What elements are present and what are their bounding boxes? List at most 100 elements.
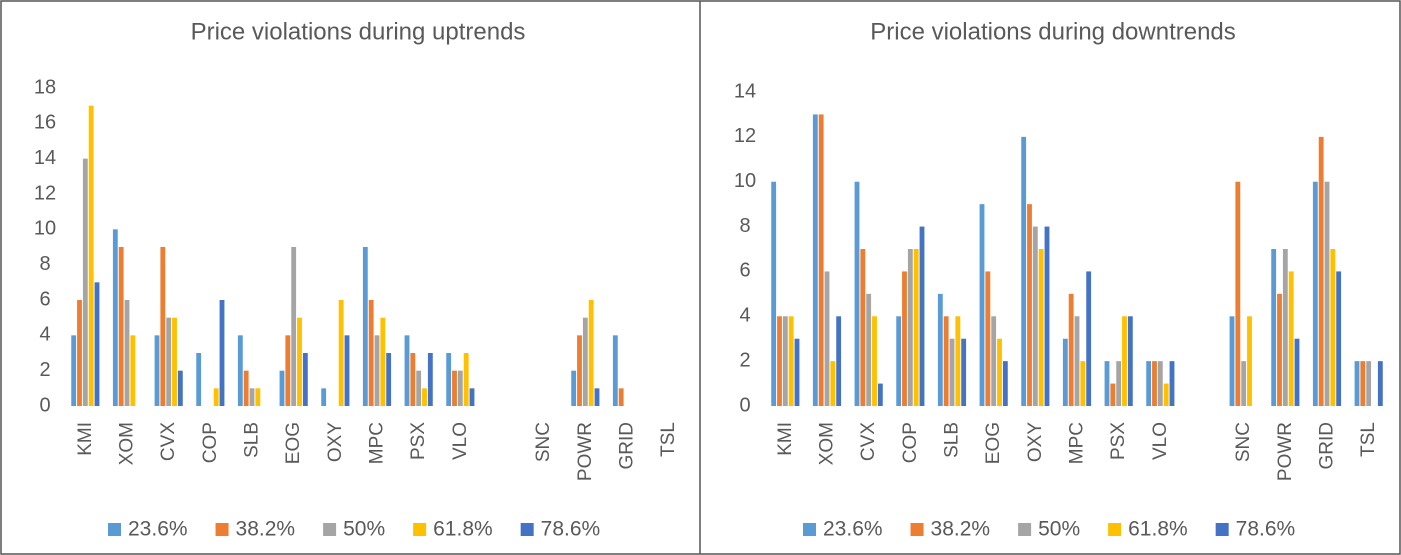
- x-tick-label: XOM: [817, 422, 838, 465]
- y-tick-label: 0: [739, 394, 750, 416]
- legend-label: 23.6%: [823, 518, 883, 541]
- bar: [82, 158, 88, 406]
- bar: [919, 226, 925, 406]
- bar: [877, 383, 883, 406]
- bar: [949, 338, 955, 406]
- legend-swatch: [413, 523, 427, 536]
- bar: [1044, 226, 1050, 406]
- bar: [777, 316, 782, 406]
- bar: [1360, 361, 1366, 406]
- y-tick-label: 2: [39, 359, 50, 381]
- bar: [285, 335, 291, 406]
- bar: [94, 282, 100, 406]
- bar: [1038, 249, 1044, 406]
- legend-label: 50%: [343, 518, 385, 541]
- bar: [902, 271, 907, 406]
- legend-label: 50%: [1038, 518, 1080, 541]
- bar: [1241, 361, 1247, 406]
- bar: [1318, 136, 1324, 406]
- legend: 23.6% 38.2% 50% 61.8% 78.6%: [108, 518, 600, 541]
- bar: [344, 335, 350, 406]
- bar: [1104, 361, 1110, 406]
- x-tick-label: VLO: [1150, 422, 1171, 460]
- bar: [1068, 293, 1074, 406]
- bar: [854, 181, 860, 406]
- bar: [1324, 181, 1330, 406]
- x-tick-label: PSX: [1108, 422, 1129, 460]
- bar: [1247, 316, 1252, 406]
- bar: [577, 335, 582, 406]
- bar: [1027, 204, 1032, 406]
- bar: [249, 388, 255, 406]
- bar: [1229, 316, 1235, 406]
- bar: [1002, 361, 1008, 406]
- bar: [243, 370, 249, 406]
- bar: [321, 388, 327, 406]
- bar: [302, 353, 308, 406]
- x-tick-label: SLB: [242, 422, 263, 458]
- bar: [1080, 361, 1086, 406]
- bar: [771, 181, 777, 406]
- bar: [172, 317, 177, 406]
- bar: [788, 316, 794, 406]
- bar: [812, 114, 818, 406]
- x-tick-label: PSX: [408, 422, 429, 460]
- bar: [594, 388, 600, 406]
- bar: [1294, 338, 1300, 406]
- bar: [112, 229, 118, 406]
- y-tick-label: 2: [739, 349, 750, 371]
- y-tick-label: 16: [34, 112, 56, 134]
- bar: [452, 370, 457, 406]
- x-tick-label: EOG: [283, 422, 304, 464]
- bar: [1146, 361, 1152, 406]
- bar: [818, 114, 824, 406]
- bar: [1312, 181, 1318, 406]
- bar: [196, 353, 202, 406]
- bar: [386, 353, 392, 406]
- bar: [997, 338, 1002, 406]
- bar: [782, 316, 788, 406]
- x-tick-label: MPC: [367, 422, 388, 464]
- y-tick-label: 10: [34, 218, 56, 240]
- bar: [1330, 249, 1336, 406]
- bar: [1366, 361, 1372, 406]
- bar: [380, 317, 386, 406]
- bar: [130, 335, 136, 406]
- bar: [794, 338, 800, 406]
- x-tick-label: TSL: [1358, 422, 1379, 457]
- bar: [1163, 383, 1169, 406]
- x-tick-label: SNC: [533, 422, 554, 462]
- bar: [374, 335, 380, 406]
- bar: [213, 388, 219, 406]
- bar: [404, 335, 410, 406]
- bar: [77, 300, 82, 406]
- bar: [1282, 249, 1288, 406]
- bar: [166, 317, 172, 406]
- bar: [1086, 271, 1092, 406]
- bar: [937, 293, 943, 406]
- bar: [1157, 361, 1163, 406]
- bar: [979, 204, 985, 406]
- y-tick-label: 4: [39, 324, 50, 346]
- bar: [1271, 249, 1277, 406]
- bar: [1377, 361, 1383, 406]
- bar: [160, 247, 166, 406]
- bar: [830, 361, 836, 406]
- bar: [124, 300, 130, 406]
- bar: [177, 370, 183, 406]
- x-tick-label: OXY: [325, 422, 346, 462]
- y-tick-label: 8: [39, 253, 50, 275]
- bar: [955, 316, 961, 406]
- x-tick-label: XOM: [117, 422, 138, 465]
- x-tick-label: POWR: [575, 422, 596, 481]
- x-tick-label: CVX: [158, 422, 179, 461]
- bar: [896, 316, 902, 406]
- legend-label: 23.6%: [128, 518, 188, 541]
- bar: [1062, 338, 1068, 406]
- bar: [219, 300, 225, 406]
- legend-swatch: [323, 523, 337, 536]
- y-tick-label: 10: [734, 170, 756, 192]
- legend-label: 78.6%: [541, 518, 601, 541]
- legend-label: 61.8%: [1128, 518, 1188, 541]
...
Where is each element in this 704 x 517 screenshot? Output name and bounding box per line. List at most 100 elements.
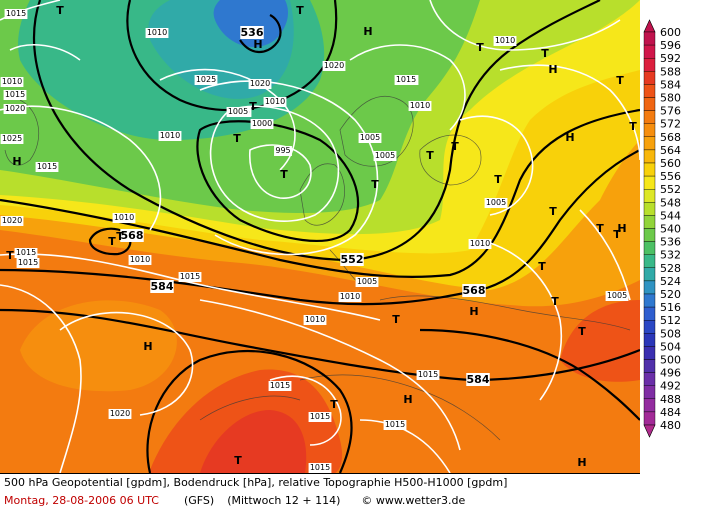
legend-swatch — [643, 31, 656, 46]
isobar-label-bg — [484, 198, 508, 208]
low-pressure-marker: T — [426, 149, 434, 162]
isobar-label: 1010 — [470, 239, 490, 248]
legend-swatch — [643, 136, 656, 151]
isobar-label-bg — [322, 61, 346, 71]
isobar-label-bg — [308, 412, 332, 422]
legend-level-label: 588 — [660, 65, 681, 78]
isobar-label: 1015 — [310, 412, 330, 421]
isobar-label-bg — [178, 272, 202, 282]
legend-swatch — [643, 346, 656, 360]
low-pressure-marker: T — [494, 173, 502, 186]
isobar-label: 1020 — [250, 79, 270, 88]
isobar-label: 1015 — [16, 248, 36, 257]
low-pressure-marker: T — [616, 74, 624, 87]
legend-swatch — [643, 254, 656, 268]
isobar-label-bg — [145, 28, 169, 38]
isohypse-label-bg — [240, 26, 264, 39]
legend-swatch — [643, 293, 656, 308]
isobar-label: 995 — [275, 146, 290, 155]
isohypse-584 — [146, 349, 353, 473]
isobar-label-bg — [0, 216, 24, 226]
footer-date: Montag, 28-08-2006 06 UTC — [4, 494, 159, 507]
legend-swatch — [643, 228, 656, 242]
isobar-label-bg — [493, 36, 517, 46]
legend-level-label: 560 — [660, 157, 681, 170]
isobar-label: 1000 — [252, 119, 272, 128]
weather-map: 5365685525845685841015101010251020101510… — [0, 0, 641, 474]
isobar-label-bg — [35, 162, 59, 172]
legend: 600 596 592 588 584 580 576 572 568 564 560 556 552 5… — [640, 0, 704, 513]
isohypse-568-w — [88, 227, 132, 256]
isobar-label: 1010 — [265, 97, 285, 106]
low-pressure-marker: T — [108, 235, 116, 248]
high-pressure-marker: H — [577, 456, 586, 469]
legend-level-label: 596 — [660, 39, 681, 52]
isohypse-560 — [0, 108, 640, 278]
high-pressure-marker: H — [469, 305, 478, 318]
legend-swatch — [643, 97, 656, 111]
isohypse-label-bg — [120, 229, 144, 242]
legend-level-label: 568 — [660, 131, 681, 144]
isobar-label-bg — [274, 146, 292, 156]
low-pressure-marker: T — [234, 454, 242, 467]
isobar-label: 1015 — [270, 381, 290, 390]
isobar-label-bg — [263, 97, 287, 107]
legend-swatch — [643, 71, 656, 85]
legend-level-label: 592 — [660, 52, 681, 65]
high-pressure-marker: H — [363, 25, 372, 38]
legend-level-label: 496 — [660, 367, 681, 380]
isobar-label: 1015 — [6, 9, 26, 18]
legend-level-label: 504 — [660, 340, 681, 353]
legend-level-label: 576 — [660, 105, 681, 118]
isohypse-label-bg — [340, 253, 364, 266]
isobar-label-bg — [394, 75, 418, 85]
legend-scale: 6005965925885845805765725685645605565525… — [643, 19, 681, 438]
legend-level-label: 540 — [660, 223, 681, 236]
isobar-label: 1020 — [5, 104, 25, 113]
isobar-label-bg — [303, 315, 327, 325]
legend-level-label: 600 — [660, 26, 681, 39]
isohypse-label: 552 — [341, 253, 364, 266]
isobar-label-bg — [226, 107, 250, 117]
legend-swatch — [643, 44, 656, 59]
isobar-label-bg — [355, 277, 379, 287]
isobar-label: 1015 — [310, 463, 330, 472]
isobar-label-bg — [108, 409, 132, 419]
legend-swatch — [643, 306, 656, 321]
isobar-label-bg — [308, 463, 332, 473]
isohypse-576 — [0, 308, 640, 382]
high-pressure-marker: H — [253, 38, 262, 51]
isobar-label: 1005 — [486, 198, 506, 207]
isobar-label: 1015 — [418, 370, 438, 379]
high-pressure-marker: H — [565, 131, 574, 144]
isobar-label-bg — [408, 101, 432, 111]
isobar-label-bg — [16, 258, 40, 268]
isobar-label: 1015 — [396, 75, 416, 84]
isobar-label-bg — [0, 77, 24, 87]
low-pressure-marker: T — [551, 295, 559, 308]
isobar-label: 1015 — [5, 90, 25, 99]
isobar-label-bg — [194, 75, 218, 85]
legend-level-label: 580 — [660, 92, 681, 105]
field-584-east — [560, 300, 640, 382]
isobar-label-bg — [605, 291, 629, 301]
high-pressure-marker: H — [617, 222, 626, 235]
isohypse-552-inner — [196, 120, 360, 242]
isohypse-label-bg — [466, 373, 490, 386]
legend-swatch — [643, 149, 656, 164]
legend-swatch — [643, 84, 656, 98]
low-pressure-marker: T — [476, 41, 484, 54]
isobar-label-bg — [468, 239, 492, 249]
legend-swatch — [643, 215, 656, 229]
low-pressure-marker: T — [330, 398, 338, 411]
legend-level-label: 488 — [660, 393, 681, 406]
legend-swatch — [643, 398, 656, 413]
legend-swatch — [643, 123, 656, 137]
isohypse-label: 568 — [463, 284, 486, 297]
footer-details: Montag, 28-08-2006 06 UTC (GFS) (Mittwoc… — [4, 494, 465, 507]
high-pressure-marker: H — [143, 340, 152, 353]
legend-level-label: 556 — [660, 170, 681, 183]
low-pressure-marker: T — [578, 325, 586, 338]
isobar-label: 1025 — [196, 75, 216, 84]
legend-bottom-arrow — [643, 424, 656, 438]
--
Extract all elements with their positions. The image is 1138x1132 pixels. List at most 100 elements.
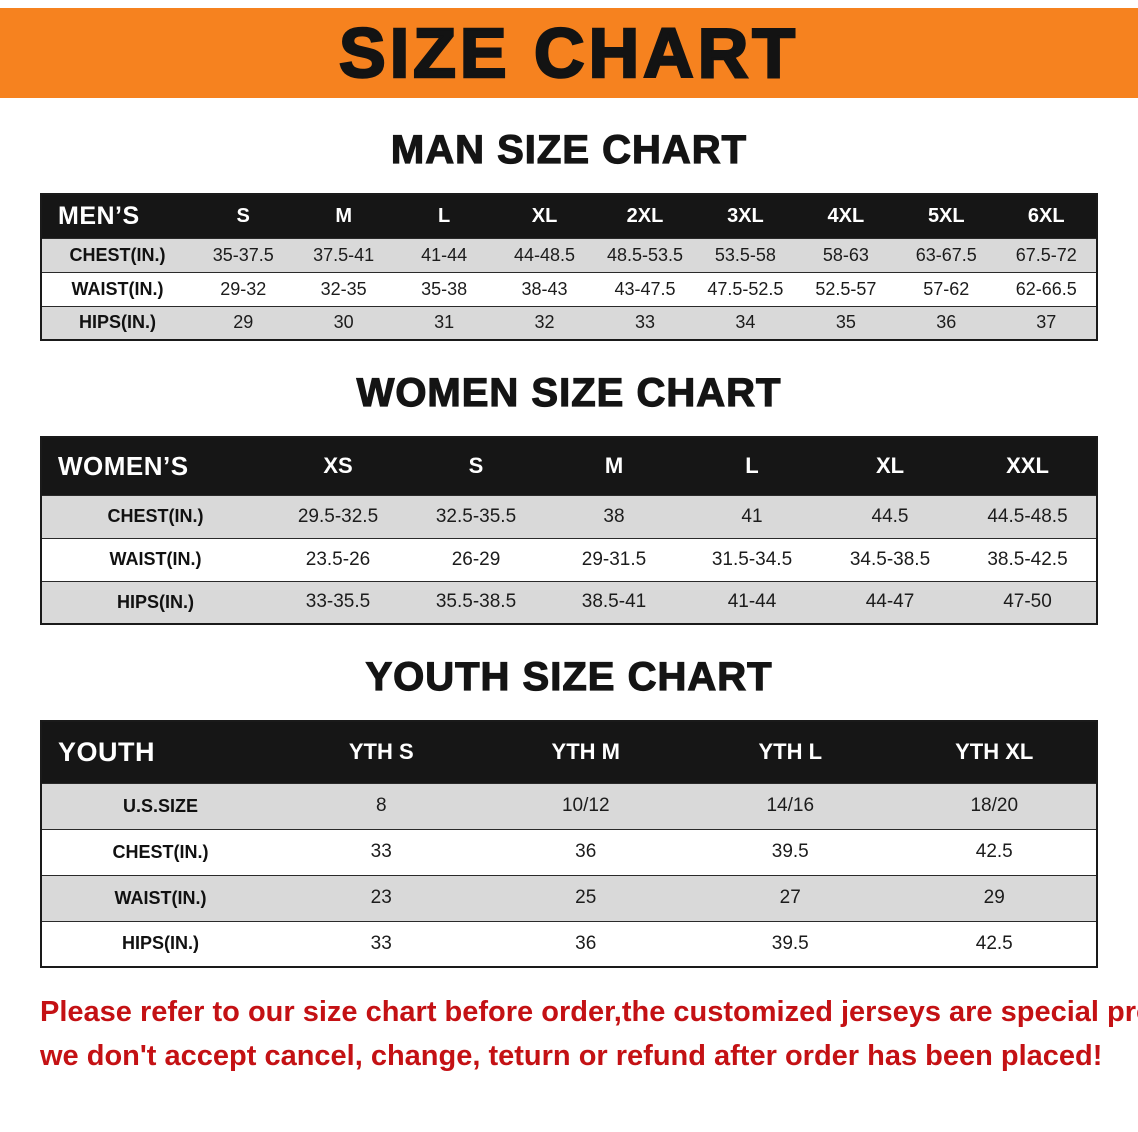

- **Aim of the task**
Quote the records word for word, beginning at the line that contains "Where is each" and stopping after the line that contains "isobar-label-bg — [35, 162, 59, 172]". Leave the pictures out of your answer.

- **Response for this exercise**
Where is each element in this 704 x 517 screenshot? Output name and bounding box per line. List at most 100 elements.
legend-swatch — [643, 31, 656, 46]
isobar-label-bg — [484, 198, 508, 208]
low-pressure-marker: T — [426, 149, 434, 162]
isobar-label: 1010 — [470, 239, 490, 248]
legend-swatch — [643, 136, 656, 151]
isobar-label-bg — [322, 61, 346, 71]
isobar-label-bg — [308, 412, 332, 422]
legend-level-label: 588 — [660, 65, 681, 78]
isobar-label: 1015 — [310, 412, 330, 421]
isobar-label-bg — [178, 272, 202, 282]
legend-swatch — [643, 346, 656, 360]
low-pressure-marker: T — [494, 173, 502, 186]
isobar-label: 1020 — [250, 79, 270, 88]
isobar-label: 1015 — [16, 248, 36, 257]
low-pressure-marker: T — [616, 74, 624, 87]
legend-swatch — [643, 254, 656, 268]
isobar-label-bg — [145, 28, 169, 38]
isohypse-label-bg — [240, 26, 264, 39]
legend-swatch — [643, 293, 656, 308]
isobar-label: 995 — [275, 146, 290, 155]
isohypse-584 — [146, 349, 353, 473]
isobar-label-bg — [0, 216, 24, 226]
footer-date: Montag, 28-08-2006 06 UTC — [4, 494, 159, 507]
legend-swatch — [643, 228, 656, 242]
isobar-label-bg — [493, 36, 517, 46]
legend-level-label: 560 — [660, 157, 681, 170]
isobar-label: 1000 — [252, 119, 272, 128]
weather-map: 5365685525845685841015101010251020101510… — [0, 0, 641, 474]
isobar-label-bg — [35, 162, 59, 172]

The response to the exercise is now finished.